● **Task data**:
_ _ _

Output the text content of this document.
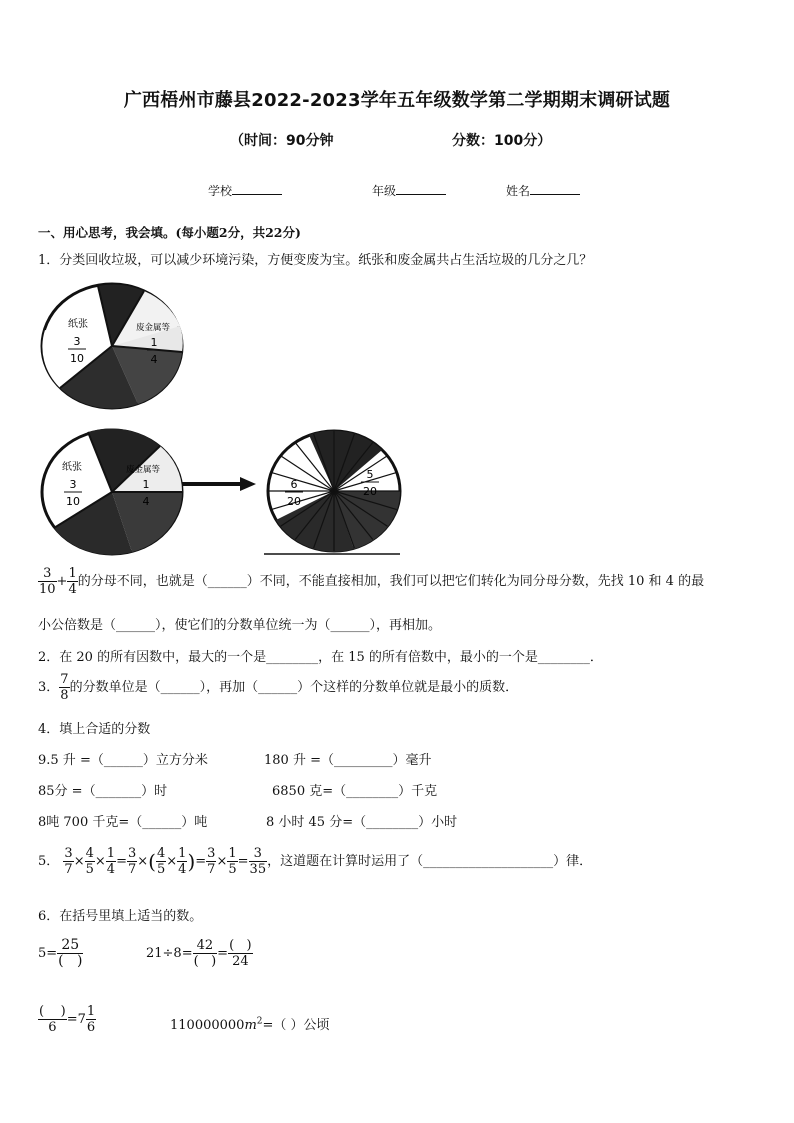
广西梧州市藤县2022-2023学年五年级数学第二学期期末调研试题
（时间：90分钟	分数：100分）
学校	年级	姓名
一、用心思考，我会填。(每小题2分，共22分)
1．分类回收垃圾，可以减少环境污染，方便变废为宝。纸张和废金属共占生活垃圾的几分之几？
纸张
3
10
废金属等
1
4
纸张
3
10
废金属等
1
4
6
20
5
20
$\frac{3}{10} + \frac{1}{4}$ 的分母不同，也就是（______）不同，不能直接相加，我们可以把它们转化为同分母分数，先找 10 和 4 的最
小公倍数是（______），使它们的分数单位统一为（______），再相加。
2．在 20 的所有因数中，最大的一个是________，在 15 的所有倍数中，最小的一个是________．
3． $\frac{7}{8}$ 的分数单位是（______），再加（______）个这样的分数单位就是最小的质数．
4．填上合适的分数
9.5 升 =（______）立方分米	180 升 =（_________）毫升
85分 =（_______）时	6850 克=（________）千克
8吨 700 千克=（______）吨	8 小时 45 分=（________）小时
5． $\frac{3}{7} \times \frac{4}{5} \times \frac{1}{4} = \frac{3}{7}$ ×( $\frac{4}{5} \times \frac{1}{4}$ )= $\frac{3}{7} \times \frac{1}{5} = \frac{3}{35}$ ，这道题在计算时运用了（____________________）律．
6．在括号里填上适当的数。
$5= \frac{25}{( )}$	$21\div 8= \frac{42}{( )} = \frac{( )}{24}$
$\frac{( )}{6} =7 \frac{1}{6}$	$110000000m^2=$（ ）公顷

_ _ _

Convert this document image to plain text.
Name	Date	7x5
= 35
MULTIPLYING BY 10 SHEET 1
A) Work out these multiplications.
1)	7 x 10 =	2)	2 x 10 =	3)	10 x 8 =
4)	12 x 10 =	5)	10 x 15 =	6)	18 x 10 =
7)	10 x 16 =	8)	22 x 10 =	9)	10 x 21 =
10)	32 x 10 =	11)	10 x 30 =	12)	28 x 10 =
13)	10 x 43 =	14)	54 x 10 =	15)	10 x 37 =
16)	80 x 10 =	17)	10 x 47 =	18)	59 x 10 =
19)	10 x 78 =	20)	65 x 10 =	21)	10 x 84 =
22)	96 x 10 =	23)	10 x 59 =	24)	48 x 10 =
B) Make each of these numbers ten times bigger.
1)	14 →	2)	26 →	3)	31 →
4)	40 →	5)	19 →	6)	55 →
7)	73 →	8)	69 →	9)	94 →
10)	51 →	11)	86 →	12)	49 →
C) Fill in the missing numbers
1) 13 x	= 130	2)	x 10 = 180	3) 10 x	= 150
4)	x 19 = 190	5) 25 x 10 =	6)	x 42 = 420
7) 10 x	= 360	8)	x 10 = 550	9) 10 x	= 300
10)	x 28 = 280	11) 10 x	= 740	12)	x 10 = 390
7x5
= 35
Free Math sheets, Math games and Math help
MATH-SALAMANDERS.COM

_ _ _

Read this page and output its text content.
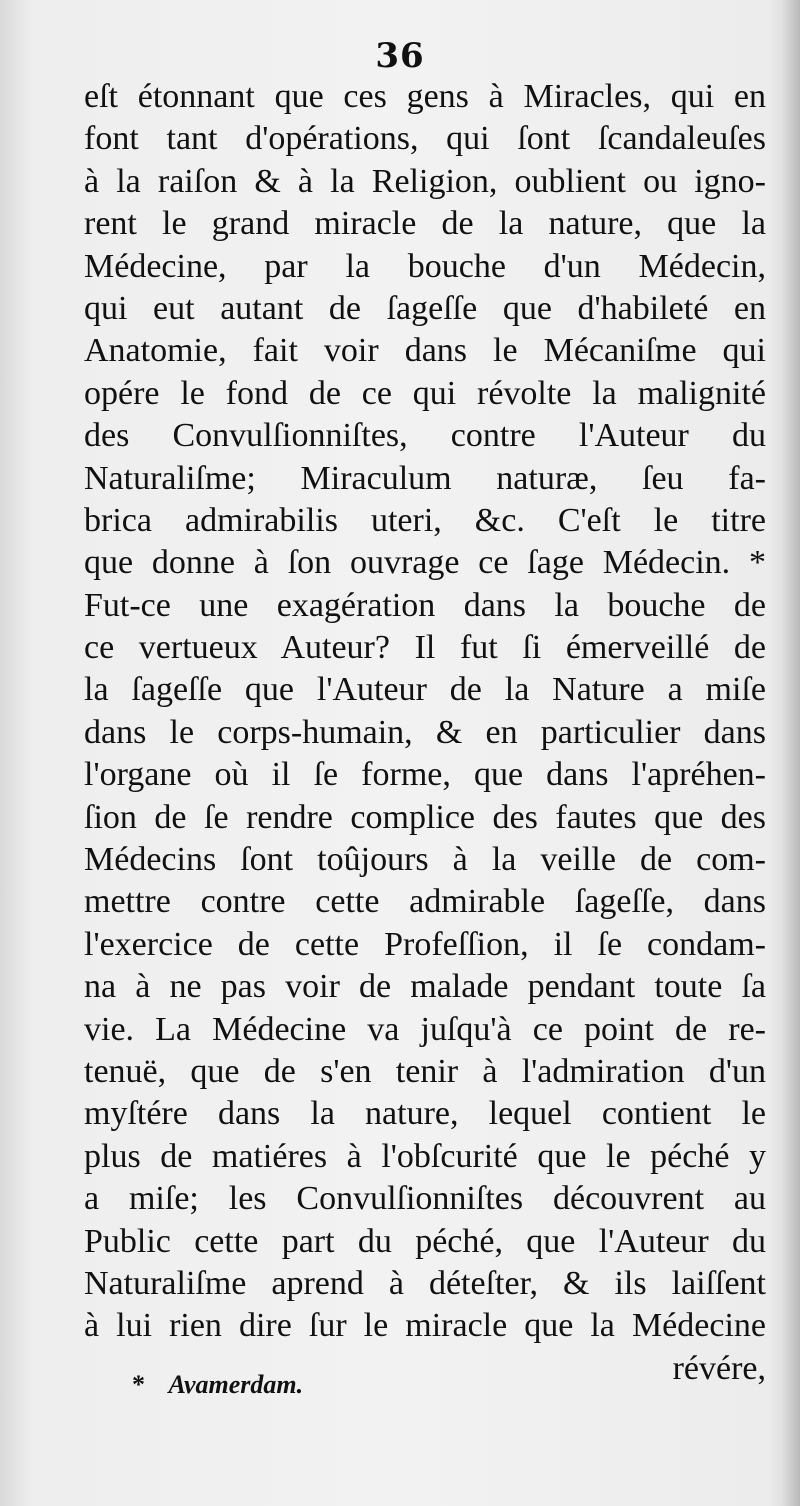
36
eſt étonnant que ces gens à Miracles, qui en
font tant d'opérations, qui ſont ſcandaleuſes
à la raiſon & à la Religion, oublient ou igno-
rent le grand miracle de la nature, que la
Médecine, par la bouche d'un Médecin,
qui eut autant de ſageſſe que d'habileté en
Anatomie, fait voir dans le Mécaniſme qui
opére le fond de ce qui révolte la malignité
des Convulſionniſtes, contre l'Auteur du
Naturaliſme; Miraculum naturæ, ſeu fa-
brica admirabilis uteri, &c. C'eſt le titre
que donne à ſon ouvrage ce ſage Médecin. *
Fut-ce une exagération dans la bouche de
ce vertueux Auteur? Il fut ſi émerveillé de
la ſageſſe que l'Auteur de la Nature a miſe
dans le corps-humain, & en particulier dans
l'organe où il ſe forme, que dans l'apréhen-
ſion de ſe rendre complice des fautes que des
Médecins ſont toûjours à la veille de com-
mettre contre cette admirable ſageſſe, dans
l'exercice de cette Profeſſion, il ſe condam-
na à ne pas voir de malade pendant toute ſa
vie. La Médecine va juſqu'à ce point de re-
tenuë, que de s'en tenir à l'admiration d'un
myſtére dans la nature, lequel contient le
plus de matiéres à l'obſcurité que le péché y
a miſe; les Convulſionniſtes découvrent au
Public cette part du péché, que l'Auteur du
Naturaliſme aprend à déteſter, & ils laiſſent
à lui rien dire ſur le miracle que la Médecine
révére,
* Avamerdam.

_ _ _

● **Given instruction**: Find the word "frac" in the material, then list each line that holds it.

● **Solution below**:
$\frac{3}{10} + \frac{1}{4}$ 的分母不同，也就是（______）不同，不能直接相加，我们可以把它们转化为同分母分数，先找 10 和 4 的最
3． $\frac{7}{8}$ 的分数单位是（______），再加（______）个这样的分数单位就是最小的质数．
5． $\frac{3}{7} \times \frac{4}{5} \times \frac{1}{4} = \frac{3}{7}$ ×( $\frac{4}{5} \times \frac{1}{4}$ )= $\frac{3}{7} \times \frac{1}{5} = \frac{3}{35}$ ，这道题在计算时运用了（____________________）律．
$5= \frac{25}{( )}$	$21\div 8= \frac{42}{( )} = \frac{( )}{24}$
$\frac{( )}{6} =7 \frac{1}{6}$	$110000000m^2=$（ ）公顷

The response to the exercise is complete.